(Dataset excerpts)
=-=-=
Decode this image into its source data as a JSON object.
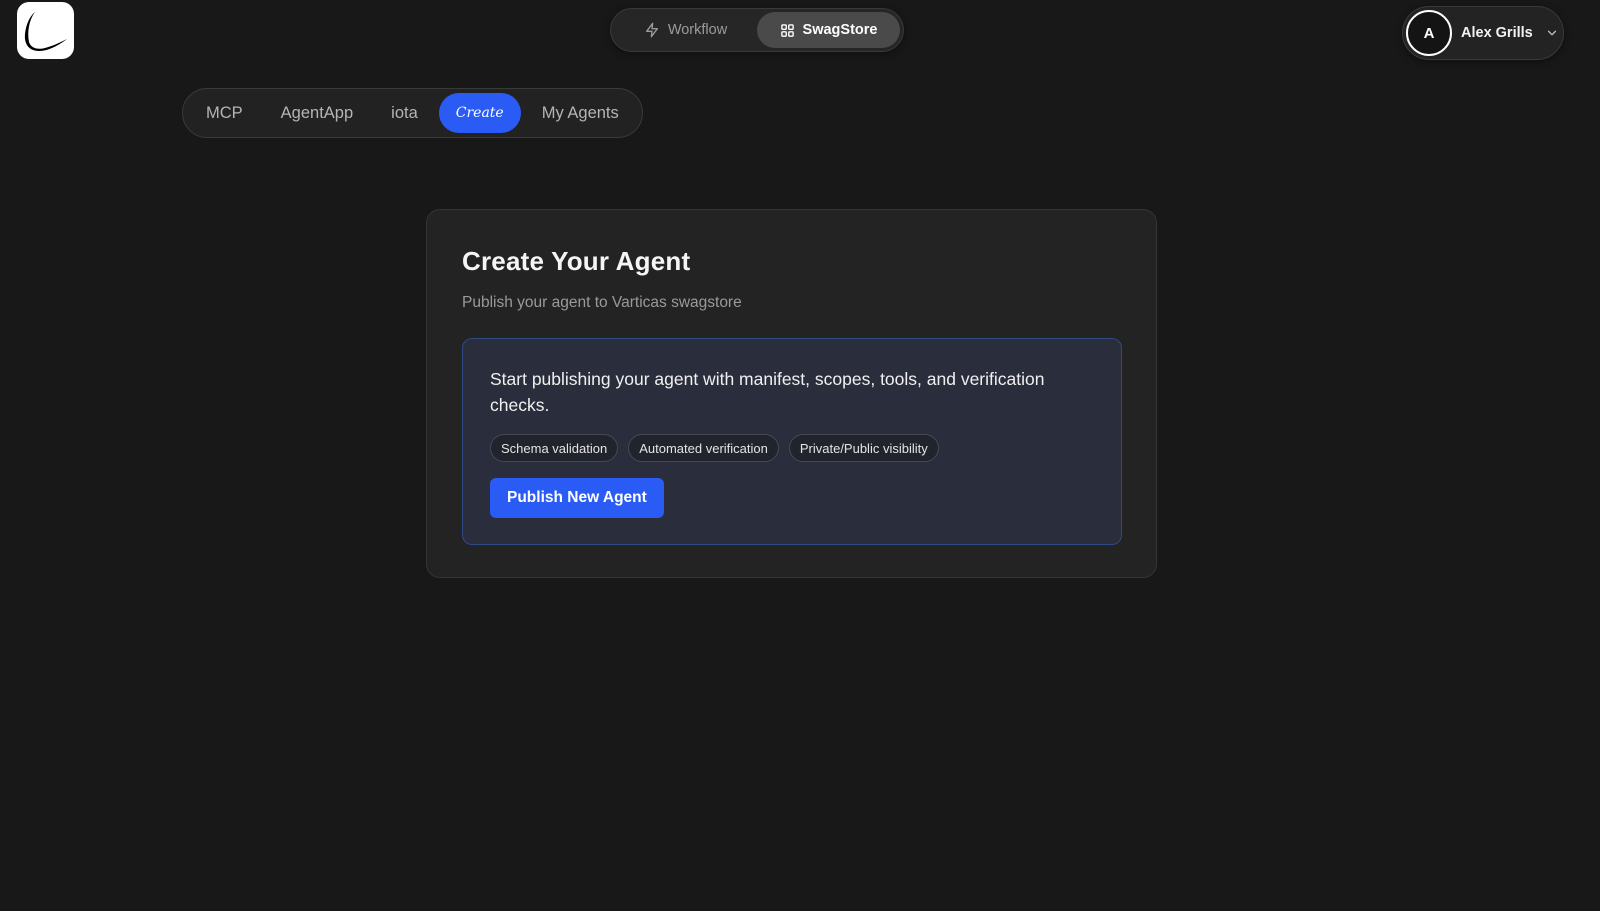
{
  "header": {
    "logo_icon": "l-swoosh-logo",
    "nav": [
      {
        "label": "Workflow",
        "icon": "lightning-icon",
        "active": false
      },
      {
        "label": "SwagStore",
        "icon": "grid-icon",
        "active": true
      }
    ],
    "user": {
      "avatar_initial": "A",
      "name": "Alex Grills",
      "menu_icon": "chevron-down-icon"
    }
  },
  "sub_tabs": [
    {
      "label": "MCP",
      "active": false
    },
    {
      "label": "AgentApp",
      "active": false
    },
    {
      "label": "iota",
      "active": false
    },
    {
      "label": "Create",
      "active": true
    },
    {
      "label": "My Agents",
      "active": false
    }
  ],
  "card": {
    "title": "Create Your Agent",
    "subtitle": "Publish your agent to Varticas swagstore",
    "panel": {
      "text": "Start publishing your agent with manifest, scopes, tools, and verification checks.",
      "tags": [
        "Schema validation",
        "Automated verification",
        "Private/Public visibility"
      ],
      "button_label": "Publish New Agent"
    }
  },
  "colors": {
    "background": "#181818",
    "accent": "#2a5cf5",
    "card": "#232323",
    "panel": "#2a2d3b",
    "panel_border": "#2f4a86"
  }
}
=-=-=
Without the pictures, restate all the entries above exactly.

* **ANSWER FOR THE TASK**
Decode this image into its source data as a JSON object.
{
  "header": {
    "logo_icon": "l-swoosh-logo",
    "nav": [
      {
        "label": "Workflow",
        "icon": "lightning-icon",
        "active": false
      },
      {
        "label": "SwagStore",
        "icon": "grid-icon",
        "active": true
      }
    ],
    "user": {
      "avatar_initial": "A",
      "name": "Alex Grills",
      "menu_icon": "chevron-down-icon"
    }
  },
  "sub_tabs": [
    {
      "label": "MCP",
      "active": false
    },
    {
      "label": "AgentApp",
      "active": false
    },
    {
      "label": "iota",
      "active": false
    },
    {
      "label": "Create",
      "active": true
    },
    {
      "label": "My Agents",
      "active": false
    }
  ],
  "card": {
    "title": "Create Your Agent",
    "subtitle": "Publish your agent to Varticas swagstore",
    "panel": {
      "text": "Start publishing your agent with manifest, scopes, tools, and verification checks.",
      "tags": [
        "Schema validation",
        "Automated verification",
        "Private/Public visibility"
      ],
      "button_label": "Publish New Agent"
    }
  },
  "colors": {
    "background": "#181818",
    "accent": "#2a5cf5",
    "card": "#232323",
    "panel": "#2a2d3b",
    "panel_border": "#2f4a86"
  }
}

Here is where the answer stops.